Dataset items:
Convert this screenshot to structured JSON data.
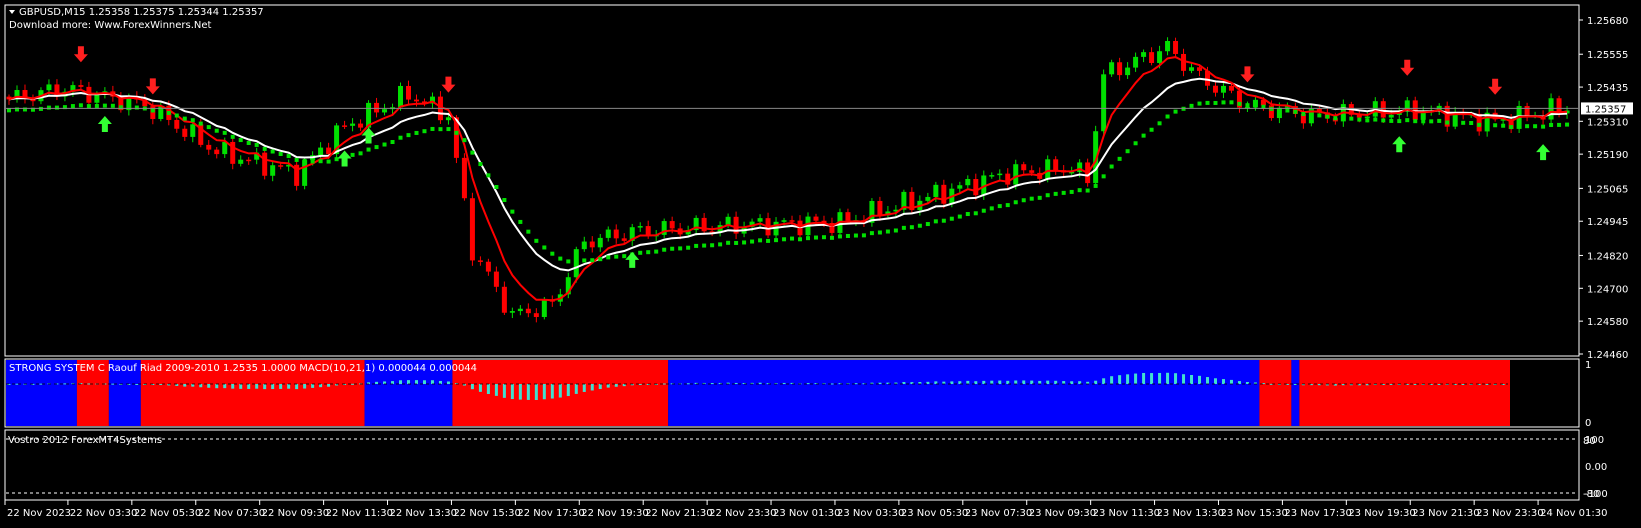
{
  "header": {
    "symbol_line": "GBPUSD,M15  1.25358 1.25375 1.25344 1.25357",
    "subtitle": "Download more: Www.ForexWinners.Net"
  },
  "indicator1": {
    "label": "STRONG SYSTEM C Raouf Riad 2009-2010  1.2535 1.0000  MACD(10,21,1) 0.000044 0.000044",
    "scale_top": "1",
    "scale_bottom": "0"
  },
  "indicator2": {
    "label": "Vostro 2012 ForexMT4Systems",
    "scale_labels": [
      "100",
      "80",
      "0.00",
      "-80",
      "-100"
    ]
  },
  "colors": {
    "bull": "#00e000",
    "bear": "#ff0000",
    "fast_ma": "#ff0000",
    "slow_ma": "#ffffff",
    "signal_dots": "#00e000",
    "pane_blue": "#0000ff",
    "pane_red": "#ff0000",
    "histogram": "#40e0d0"
  },
  "chart_data": {
    "type": "candlestick",
    "symbol": "GBPUSD",
    "timeframe": "M15",
    "ylim": [
      1.2442,
      1.2572
    ],
    "y_ticks": [
      "1.25680",
      "1.25555",
      "1.25435",
      "1.25310",
      "1.25190",
      "1.25065",
      "1.24945",
      "1.24820",
      "1.24700",
      "1.24580",
      "1.24460"
    ],
    "current_price": "1.25357",
    "candle_count": 196,
    "close_path": [
      [
        0,
        1.2539
      ],
      [
        7,
        1.2543
      ],
      [
        17,
        1.2537
      ],
      [
        26,
        1.252
      ],
      [
        36,
        1.2512
      ],
      [
        42,
        1.2529
      ],
      [
        50,
        1.2541
      ],
      [
        55,
        1.2533
      ],
      [
        58,
        1.2484
      ],
      [
        63,
        1.246
      ],
      [
        68,
        1.2464
      ],
      [
        72,
        1.2487
      ],
      [
        79,
        1.2491
      ],
      [
        91,
        1.2493
      ],
      [
        104,
        1.2494
      ],
      [
        117,
        1.2505
      ],
      [
        125,
        1.2512
      ],
      [
        133,
        1.2514
      ],
      [
        135,
        1.251
      ],
      [
        137,
        1.2548
      ],
      [
        145,
        1.2558
      ],
      [
        149,
        1.2547
      ],
      [
        155,
        1.2537
      ],
      [
        163,
        1.2533
      ],
      [
        176,
        1.2535
      ],
      [
        186,
        1.2531
      ],
      [
        195,
        1.2536
      ]
    ],
    "buy_arrows": [
      12,
      42,
      45,
      78,
      174,
      192
    ],
    "sell_arrows": [
      9,
      18,
      55,
      155,
      175,
      186
    ],
    "pane_segments": [
      [
        0,
        9,
        "blue"
      ],
      [
        9,
        13,
        "red"
      ],
      [
        13,
        17,
        "blue"
      ],
      [
        17,
        45,
        "red"
      ],
      [
        45,
        56,
        "blue"
      ],
      [
        56,
        83,
        "red"
      ],
      [
        83,
        157,
        "blue"
      ],
      [
        157,
        161,
        "red"
      ],
      [
        161,
        162,
        "blue"
      ],
      [
        162,
        196,
        "red"
      ]
    ],
    "x_labels": [
      "22 Nov 2023",
      "22 Nov 03:30",
      "22 Nov 05:30",
      "22 Nov 07:30",
      "22 Nov 09:30",
      "22 Nov 11:30",
      "22 Nov 13:30",
      "22 Nov 15:30",
      "22 Nov 17:30",
      "22 Nov 19:30",
      "22 Nov 21:30",
      "22 Nov 23:30",
      "23 Nov 01:30",
      "23 Nov 03:30",
      "23 Nov 05:30",
      "23 Nov 07:30",
      "23 Nov 09:30",
      "23 Nov 11:30",
      "23 Nov 13:30",
      "23 Nov 15:30",
      "23 Nov 17:30",
      "23 Nov 19:30",
      "23 Nov 21:30",
      "23 Nov 23:30",
      "24 Nov 01:30"
    ]
  }
}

**STATED PROBLEM:**
The data above should be repeated exactly, minus any pictures.

**WRITTEN ANSWER:**
Convert this screenshot to structured JSON data.
{
  "header": {
    "symbol_line": "GBPUSD,M15  1.25358 1.25375 1.25344 1.25357",
    "subtitle": "Download more: Www.ForexWinners.Net"
  },
  "indicator1": {
    "label": "STRONG SYSTEM C Raouf Riad 2009-2010  1.2535 1.0000  MACD(10,21,1) 0.000044 0.000044",
    "scale_top": "1",
    "scale_bottom": "0"
  },
  "indicator2": {
    "label": "Vostro 2012 ForexMT4Systems",
    "scale_labels": [
      "100",
      "80",
      "0.00",
      "-80",
      "-100"
    ]
  },
  "colors": {
    "bull": "#00e000",
    "bear": "#ff0000",
    "fast_ma": "#ff0000",
    "slow_ma": "#ffffff",
    "signal_dots": "#00e000",
    "pane_blue": "#0000ff",
    "pane_red": "#ff0000",
    "histogram": "#40e0d0"
  },
  "chart_data": {
    "type": "candlestick",
    "symbol": "GBPUSD",
    "timeframe": "M15",
    "ylim": [
      1.2442,
      1.2572
    ],
    "y_ticks": [
      "1.25680",
      "1.25555",
      "1.25435",
      "1.25310",
      "1.25190",
      "1.25065",
      "1.24945",
      "1.24820",
      "1.24700",
      "1.24580",
      "1.24460"
    ],
    "current_price": "1.25357",
    "candle_count": 196,
    "close_path": [
      [
        0,
        1.2539
      ],
      [
        7,
        1.2543
      ],
      [
        17,
        1.2537
      ],
      [
        26,
        1.252
      ],
      [
        36,
        1.2512
      ],
      [
        42,
        1.2529
      ],
      [
        50,
        1.2541
      ],
      [
        55,
        1.2533
      ],
      [
        58,
        1.2484
      ],
      [
        63,
        1.246
      ],
      [
        68,
        1.2464
      ],
      [
        72,
        1.2487
      ],
      [
        79,
        1.2491
      ],
      [
        91,
        1.2493
      ],
      [
        104,
        1.2494
      ],
      [
        117,
        1.2505
      ],
      [
        125,
        1.2512
      ],
      [
        133,
        1.2514
      ],
      [
        135,
        1.251
      ],
      [
        137,
        1.2548
      ],
      [
        145,
        1.2558
      ],
      [
        149,
        1.2547
      ],
      [
        155,
        1.2537
      ],
      [
        163,
        1.2533
      ],
      [
        176,
        1.2535
      ],
      [
        186,
        1.2531
      ],
      [
        195,
        1.2536
      ]
    ],
    "buy_arrows": [
      12,
      42,
      45,
      78,
      174,
      192
    ],
    "sell_arrows": [
      9,
      18,
      55,
      155,
      175,
      186
    ],
    "pane_segments": [
      [
        0,
        9,
        "blue"
      ],
      [
        9,
        13,
        "red"
      ],
      [
        13,
        17,
        "blue"
      ],
      [
        17,
        45,
        "red"
      ],
      [
        45,
        56,
        "blue"
      ],
      [
        56,
        83,
        "red"
      ],
      [
        83,
        157,
        "blue"
      ],
      [
        157,
        161,
        "red"
      ],
      [
        161,
        162,
        "blue"
      ],
      [
        162,
        196,
        "red"
      ]
    ],
    "x_labels": [
      "22 Nov 2023",
      "22 Nov 03:30",
      "22 Nov 05:30",
      "22 Nov 07:30",
      "22 Nov 09:30",
      "22 Nov 11:30",
      "22 Nov 13:30",
      "22 Nov 15:30",
      "22 Nov 17:30",
      "22 Nov 19:30",
      "22 Nov 21:30",
      "22 Nov 23:30",
      "23 Nov 01:30",
      "23 Nov 03:30",
      "23 Nov 05:30",
      "23 Nov 07:30",
      "23 Nov 09:30",
      "23 Nov 11:30",
      "23 Nov 13:30",
      "23 Nov 15:30",
      "23 Nov 17:30",
      "23 Nov 19:30",
      "23 Nov 21:30",
      "23 Nov 23:30",
      "24 Nov 01:30"
    ]
  }
}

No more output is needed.